• _Exercise_
Leave out the pictures and copy everything else below exactly.

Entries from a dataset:
--- BEGIN ---
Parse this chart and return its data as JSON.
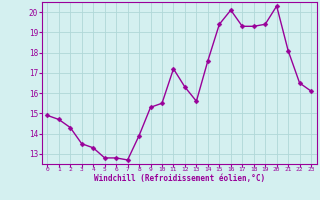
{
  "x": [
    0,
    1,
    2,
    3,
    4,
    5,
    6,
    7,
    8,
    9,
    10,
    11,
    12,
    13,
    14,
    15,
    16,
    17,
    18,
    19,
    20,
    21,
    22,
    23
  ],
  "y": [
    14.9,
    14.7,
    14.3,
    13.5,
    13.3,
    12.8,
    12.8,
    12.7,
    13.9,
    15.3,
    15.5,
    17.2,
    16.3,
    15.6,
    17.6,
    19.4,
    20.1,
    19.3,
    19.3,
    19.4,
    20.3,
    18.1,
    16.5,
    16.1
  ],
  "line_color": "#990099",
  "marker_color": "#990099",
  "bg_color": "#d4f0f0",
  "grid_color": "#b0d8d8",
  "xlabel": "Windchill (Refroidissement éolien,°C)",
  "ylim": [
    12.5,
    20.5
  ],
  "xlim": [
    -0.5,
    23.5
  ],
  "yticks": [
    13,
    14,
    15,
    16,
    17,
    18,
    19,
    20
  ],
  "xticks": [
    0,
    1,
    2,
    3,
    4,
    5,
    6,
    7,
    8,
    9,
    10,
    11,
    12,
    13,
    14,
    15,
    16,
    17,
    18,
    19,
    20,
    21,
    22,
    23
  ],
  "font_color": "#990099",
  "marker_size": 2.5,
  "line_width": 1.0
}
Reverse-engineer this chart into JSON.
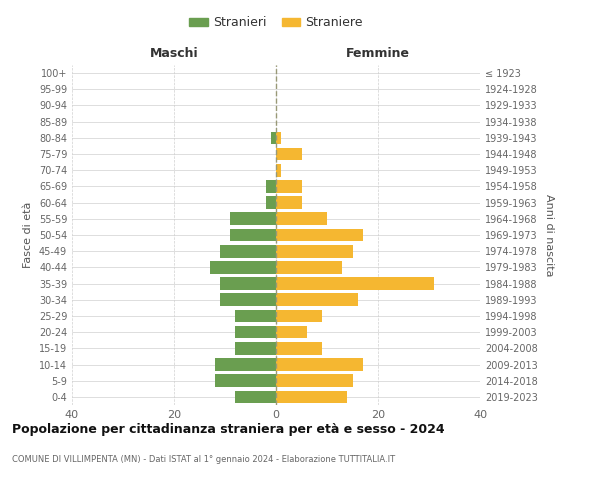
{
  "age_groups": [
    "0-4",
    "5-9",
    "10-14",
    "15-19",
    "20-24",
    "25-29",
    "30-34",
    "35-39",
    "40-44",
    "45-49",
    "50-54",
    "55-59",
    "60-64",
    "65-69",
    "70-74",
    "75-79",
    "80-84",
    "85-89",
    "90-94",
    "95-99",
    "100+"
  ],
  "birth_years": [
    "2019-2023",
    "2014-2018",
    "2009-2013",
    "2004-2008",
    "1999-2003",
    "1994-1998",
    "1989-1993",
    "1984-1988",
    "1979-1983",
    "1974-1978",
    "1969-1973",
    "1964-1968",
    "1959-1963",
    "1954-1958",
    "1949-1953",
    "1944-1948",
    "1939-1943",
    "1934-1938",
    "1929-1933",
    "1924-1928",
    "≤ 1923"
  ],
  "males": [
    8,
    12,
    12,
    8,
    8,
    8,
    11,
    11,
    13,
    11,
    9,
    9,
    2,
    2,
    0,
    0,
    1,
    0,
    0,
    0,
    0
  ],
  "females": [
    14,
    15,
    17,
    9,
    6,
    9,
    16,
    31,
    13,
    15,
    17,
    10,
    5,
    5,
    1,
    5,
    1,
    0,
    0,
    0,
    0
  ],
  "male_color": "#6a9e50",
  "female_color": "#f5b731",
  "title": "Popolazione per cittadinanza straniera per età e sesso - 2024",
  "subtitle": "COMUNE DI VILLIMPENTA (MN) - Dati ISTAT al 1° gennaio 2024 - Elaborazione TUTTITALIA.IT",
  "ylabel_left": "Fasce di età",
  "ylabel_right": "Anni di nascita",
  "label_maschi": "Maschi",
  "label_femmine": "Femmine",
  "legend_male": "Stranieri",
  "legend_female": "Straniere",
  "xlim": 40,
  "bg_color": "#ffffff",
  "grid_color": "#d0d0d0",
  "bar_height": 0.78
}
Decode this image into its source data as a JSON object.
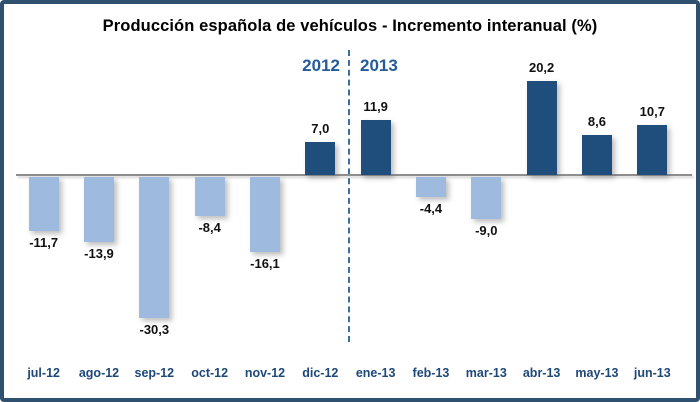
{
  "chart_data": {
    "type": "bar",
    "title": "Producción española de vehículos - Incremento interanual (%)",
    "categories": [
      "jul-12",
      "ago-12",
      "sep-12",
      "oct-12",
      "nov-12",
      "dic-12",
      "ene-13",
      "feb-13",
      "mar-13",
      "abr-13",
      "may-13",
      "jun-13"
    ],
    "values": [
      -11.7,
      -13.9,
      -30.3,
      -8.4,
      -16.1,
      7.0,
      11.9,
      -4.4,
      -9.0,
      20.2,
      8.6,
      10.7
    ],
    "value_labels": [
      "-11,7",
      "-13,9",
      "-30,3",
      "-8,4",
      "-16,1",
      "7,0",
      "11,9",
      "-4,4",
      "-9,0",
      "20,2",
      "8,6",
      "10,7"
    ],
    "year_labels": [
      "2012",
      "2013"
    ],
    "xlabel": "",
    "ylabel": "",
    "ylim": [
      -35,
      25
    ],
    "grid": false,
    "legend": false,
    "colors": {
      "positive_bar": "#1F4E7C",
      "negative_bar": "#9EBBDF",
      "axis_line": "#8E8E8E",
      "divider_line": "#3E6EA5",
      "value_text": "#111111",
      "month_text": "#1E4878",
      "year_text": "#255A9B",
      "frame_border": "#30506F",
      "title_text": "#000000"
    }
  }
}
--- END ---
• _Solution_
Parse this chart and return its data as JSON.
{
  "x": [
    0,
    1,
    2,
    3,
    4,
    5,
    6,
    7,
    8,
    9,
    10,
    11,
    12,
    13,
    14,
    15,
    16,
    17,
    18,
    19,
    20,
    21,
    22,
    23
  ],
  "y": [
    14.9,
    14.7,
    14.3,
    13.5,
    13.3,
    12.8,
    12.8,
    12.7,
    13.9,
    15.3,
    15.5,
    17.2,
    16.3,
    15.6,
    17.6,
    19.4,
    20.1,
    19.3,
    19.3,
    19.4,
    20.3,
    18.1,
    16.5,
    16.1
  ],
  "line_color": "#990099",
  "marker_color": "#990099",
  "bg_color": "#d4f0f0",
  "grid_color": "#b0d8d8",
  "xlabel": "Windchill (Refroidissement éolien,°C)",
  "ylim": [
    12.5,
    20.5
  ],
  "xlim": [
    -0.5,
    23.5
  ],
  "yticks": [
    13,
    14,
    15,
    16,
    17,
    18,
    19,
    20
  ],
  "xticks": [
    0,
    1,
    2,
    3,
    4,
    5,
    6,
    7,
    8,
    9,
    10,
    11,
    12,
    13,
    14,
    15,
    16,
    17,
    18,
    19,
    20,
    21,
    22,
    23
  ],
  "font_color": "#990099",
  "marker_size": 2.5,
  "line_width": 1.0
}
Reverse-engineer this chart into JSON.
{
  "age_groups": [
    "0-4",
    "5-9",
    "10-14",
    "15-19",
    "20-24",
    "25-29",
    "30-34",
    "35-39",
    "40-44",
    "45-49",
    "50-54",
    "55-59",
    "60-64",
    "65-69",
    "70-74",
    "75-79",
    "80-84",
    "85-89",
    "90-94",
    "95-99",
    "100+"
  ],
  "birth_years": [
    "2019-2023",
    "2014-2018",
    "2009-2013",
    "2004-2008",
    "1999-2003",
    "1994-1998",
    "1989-1993",
    "1984-1988",
    "1979-1983",
    "1974-1978",
    "1969-1973",
    "1964-1968",
    "1959-1963",
    "1954-1958",
    "1949-1953",
    "1944-1948",
    "1939-1943",
    "1934-1938",
    "1929-1933",
    "1924-1928",
    "≤ 1923"
  ],
  "males": [
    8,
    12,
    12,
    8,
    8,
    8,
    11,
    11,
    13,
    11,
    9,
    9,
    2,
    2,
    0,
    0,
    1,
    0,
    0,
    0,
    0
  ],
  "females": [
    14,
    15,
    17,
    9,
    6,
    9,
    16,
    31,
    13,
    15,
    17,
    10,
    5,
    5,
    1,
    5,
    1,
    0,
    0,
    0,
    0
  ],
  "male_color": "#6a9e50",
  "female_color": "#f5b731",
  "title": "Popolazione per cittadinanza straniera per età e sesso - 2024",
  "subtitle": "COMUNE DI VILLIMPENTA (MN) - Dati ISTAT al 1° gennaio 2024 - Elaborazione TUTTITALIA.IT",
  "ylabel_left": "Fasce di età",
  "ylabel_right": "Anni di nascita",
  "label_maschi": "Maschi",
  "label_femmine": "Femmine",
  "legend_male": "Stranieri",
  "legend_female": "Straniere",
  "xlim": 40,
  "bg_color": "#ffffff",
  "grid_color": "#d0d0d0",
  "bar_height": 0.78
}
Decode this image into its source data as a JSON object.
{
  "chart_data": {
    "type": "bar",
    "title": "Producción española de vehículos - Incremento interanual (%)",
    "categories": [
      "jul-12",
      "ago-12",
      "sep-12",
      "oct-12",
      "nov-12",
      "dic-12",
      "ene-13",
      "feb-13",
      "mar-13",
      "abr-13",
      "may-13",
      "jun-13"
    ],
    "values": [
      -11.7,
      -13.9,
      -30.3,
      -8.4,
      -16.1,
      7.0,
      11.9,
      -4.4,
      -9.0,
      20.2,
      8.6,
      10.7
    ],
    "value_labels": [
      "-11,7",
      "-13,9",
      "-30,3",
      "-8,4",
      "-16,1",
      "7,0",
      "11,9",
      "-4,4",
      "-9,0",
      "20,2",
      "8,6",
      "10,7"
    ],
    "year_labels": [
      "2012",
      "2013"
    ],
    "xlabel": "",
    "ylabel": "",
    "ylim": [
      -35,
      25
    ],
    "grid": false,
    "legend": false,
    "colors": {
      "positive_bar": "#1F4E7C",
      "negative_bar": "#9EBBDF",
      "axis_line": "#8E8E8E",
      "divider_line": "#3E6EA5",
      "value_text": "#111111",
      "month_text": "#1E4878",
      "year_text": "#255A9B",
      "frame_border": "#30506F",
      "title_text": "#000000"
    }
  }
}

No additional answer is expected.